● **What is asked**:
Scan the lines below for the word "turning". Copy each line you find it in.

● **Record excerpts**:
──────────────────────────────
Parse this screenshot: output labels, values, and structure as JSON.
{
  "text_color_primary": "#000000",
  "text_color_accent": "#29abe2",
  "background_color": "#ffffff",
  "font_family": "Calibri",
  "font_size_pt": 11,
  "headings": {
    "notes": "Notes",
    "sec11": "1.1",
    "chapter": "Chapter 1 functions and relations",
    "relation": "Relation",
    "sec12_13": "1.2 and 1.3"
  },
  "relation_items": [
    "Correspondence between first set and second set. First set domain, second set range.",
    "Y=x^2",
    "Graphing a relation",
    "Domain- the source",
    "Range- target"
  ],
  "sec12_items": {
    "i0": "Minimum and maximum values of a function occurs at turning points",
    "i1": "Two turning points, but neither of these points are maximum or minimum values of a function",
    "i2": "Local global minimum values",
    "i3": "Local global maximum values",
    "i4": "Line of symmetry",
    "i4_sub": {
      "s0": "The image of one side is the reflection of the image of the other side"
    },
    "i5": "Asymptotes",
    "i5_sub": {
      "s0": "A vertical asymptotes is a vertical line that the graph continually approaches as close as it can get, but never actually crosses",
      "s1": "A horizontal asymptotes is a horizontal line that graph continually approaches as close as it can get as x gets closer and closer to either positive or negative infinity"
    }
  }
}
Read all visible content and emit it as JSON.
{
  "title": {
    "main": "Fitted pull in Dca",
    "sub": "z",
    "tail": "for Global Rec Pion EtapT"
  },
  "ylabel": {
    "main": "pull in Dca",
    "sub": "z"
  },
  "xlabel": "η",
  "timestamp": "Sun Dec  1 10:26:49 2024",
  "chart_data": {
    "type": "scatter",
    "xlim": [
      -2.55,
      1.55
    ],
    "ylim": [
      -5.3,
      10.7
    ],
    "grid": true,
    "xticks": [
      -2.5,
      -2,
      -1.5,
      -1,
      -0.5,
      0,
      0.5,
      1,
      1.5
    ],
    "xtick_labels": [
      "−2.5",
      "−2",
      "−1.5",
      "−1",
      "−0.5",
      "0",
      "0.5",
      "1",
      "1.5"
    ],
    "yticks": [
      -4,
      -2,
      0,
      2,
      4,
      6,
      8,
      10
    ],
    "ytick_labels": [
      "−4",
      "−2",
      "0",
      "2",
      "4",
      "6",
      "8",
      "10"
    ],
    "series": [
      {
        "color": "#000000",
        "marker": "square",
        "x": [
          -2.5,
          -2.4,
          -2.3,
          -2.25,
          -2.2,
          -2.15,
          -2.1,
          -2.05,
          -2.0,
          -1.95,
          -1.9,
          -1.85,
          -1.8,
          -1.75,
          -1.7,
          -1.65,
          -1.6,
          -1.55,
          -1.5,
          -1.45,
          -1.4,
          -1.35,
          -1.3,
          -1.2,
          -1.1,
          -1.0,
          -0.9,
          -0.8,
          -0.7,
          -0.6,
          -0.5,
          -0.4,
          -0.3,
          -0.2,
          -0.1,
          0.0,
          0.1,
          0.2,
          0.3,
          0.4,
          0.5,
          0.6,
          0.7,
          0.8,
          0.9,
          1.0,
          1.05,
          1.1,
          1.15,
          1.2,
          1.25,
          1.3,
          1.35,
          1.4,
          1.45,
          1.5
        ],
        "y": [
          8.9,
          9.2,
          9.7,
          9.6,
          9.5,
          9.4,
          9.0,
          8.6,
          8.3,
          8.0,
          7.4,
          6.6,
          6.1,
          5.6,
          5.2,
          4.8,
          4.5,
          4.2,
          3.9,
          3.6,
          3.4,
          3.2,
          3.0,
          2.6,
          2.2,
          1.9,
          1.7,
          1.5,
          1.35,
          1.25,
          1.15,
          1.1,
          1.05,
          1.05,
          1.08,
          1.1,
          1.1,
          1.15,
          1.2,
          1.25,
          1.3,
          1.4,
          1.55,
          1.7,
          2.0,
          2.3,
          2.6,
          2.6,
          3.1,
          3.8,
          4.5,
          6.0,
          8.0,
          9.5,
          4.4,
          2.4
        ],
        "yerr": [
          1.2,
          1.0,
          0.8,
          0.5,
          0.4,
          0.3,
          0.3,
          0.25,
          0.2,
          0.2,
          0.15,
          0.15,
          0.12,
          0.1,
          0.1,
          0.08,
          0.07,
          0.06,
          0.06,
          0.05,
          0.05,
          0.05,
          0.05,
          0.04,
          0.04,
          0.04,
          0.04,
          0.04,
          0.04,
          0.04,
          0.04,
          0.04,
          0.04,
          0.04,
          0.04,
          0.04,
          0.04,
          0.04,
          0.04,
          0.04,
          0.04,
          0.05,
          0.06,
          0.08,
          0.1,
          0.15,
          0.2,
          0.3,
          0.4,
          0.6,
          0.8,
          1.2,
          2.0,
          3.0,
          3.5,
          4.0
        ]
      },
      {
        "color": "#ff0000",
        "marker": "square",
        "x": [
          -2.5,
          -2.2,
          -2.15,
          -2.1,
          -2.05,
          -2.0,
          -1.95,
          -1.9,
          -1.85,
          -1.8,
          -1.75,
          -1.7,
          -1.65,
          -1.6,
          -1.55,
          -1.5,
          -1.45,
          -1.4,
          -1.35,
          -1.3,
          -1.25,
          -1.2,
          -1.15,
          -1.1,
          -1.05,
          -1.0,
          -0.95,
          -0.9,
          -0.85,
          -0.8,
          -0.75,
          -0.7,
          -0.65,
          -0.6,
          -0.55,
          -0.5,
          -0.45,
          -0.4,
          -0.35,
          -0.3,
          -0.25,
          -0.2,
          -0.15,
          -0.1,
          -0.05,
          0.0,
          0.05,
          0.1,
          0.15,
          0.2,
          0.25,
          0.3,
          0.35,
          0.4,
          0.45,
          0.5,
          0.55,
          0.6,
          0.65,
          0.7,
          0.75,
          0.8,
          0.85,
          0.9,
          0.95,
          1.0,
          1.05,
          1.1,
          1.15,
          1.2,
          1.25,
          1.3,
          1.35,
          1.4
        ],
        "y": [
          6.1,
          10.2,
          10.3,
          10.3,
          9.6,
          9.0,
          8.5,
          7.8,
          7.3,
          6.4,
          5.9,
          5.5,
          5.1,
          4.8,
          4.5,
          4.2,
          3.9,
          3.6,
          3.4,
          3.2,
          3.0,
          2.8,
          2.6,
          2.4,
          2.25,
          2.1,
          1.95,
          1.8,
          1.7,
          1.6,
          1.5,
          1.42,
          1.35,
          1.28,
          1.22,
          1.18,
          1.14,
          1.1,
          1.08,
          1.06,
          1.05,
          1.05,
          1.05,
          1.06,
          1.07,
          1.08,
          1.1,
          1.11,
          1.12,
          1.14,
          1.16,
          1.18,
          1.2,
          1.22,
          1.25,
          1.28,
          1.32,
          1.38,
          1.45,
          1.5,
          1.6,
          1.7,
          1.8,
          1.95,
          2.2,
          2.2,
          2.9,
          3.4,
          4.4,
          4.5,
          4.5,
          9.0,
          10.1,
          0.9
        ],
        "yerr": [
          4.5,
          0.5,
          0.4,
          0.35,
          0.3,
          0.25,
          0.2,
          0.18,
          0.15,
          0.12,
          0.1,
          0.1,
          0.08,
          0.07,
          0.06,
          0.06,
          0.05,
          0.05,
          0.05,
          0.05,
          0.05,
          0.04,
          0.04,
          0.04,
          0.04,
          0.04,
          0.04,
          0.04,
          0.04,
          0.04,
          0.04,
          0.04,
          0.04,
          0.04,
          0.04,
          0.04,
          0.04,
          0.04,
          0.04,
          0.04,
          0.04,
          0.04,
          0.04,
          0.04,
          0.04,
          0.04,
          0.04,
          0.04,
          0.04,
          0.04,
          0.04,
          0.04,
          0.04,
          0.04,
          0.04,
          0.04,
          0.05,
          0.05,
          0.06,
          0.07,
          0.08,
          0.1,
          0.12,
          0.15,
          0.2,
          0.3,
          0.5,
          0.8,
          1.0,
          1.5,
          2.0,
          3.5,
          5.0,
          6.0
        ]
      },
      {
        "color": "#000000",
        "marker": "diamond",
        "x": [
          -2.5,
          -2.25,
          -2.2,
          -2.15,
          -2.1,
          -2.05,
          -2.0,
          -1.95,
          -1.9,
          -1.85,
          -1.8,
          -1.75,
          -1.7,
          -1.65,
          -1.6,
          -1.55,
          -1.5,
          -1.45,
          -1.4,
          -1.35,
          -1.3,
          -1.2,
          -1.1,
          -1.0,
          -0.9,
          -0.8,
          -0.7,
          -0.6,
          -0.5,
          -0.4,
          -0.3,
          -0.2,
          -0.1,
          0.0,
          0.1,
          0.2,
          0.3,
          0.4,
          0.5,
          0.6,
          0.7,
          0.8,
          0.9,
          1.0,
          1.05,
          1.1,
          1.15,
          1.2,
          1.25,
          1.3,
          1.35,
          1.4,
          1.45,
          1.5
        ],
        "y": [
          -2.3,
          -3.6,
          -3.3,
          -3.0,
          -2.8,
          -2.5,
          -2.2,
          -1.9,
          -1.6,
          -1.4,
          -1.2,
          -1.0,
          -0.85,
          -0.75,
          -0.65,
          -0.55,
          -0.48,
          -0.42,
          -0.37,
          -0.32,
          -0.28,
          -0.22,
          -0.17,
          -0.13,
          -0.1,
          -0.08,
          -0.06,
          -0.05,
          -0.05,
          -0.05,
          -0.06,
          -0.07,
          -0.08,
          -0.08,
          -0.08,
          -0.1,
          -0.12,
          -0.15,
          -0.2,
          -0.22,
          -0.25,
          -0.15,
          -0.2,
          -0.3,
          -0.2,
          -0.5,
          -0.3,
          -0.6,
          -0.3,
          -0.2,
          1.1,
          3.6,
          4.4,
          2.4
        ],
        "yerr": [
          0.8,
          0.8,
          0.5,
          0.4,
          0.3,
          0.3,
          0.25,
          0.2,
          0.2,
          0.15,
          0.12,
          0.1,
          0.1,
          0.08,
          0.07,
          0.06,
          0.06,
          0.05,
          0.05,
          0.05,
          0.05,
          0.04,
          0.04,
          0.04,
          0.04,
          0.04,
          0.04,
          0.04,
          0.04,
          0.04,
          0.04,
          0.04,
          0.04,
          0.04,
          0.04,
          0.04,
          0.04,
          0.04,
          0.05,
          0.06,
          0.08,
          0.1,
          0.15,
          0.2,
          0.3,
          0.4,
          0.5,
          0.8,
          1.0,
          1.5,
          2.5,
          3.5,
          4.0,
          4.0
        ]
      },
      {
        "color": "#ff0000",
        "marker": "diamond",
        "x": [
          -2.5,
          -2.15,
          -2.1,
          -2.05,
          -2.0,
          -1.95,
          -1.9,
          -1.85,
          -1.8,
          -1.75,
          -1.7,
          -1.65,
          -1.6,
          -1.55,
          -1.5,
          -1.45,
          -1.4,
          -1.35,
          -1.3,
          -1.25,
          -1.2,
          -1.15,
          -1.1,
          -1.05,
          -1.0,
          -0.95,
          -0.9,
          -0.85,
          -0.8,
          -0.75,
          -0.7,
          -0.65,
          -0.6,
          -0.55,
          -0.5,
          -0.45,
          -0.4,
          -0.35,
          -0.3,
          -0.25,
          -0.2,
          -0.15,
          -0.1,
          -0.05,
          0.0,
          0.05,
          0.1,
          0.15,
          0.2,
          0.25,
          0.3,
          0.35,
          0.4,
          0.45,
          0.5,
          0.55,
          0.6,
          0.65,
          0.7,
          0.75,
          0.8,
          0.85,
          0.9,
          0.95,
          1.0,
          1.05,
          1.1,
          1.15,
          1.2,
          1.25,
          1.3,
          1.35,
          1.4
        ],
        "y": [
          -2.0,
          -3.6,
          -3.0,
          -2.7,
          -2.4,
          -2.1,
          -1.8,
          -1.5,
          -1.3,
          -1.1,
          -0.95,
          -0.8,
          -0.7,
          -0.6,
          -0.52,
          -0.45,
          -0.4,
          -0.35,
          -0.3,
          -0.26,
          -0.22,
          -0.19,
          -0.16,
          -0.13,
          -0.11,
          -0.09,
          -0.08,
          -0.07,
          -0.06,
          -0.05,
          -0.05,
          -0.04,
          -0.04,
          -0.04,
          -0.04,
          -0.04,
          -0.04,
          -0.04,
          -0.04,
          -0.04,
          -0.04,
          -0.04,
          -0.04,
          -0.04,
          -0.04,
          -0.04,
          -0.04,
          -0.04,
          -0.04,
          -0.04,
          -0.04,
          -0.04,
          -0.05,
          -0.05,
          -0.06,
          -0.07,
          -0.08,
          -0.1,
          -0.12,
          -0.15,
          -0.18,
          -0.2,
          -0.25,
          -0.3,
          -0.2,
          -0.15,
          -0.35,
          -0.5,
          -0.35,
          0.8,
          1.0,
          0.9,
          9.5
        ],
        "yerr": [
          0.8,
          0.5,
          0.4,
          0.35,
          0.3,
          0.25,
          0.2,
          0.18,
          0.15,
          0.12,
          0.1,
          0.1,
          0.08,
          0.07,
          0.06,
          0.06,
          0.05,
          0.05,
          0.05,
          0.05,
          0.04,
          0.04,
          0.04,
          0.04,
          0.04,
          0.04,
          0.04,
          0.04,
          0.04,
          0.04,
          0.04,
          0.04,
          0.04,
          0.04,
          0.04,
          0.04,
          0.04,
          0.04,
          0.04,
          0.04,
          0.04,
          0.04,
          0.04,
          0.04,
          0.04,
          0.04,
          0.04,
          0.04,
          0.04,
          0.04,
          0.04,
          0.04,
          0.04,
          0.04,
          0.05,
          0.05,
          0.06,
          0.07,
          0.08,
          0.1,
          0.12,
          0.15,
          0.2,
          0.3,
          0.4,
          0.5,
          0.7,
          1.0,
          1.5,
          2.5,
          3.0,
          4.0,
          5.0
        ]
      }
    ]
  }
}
──────────────────────────────
● **Exercise output**:
    "i0": "Minimum and maximum values of a function occurs at turning points",
    "i1": "Two turning points, but neither of these points are maximum or minimum values of a function",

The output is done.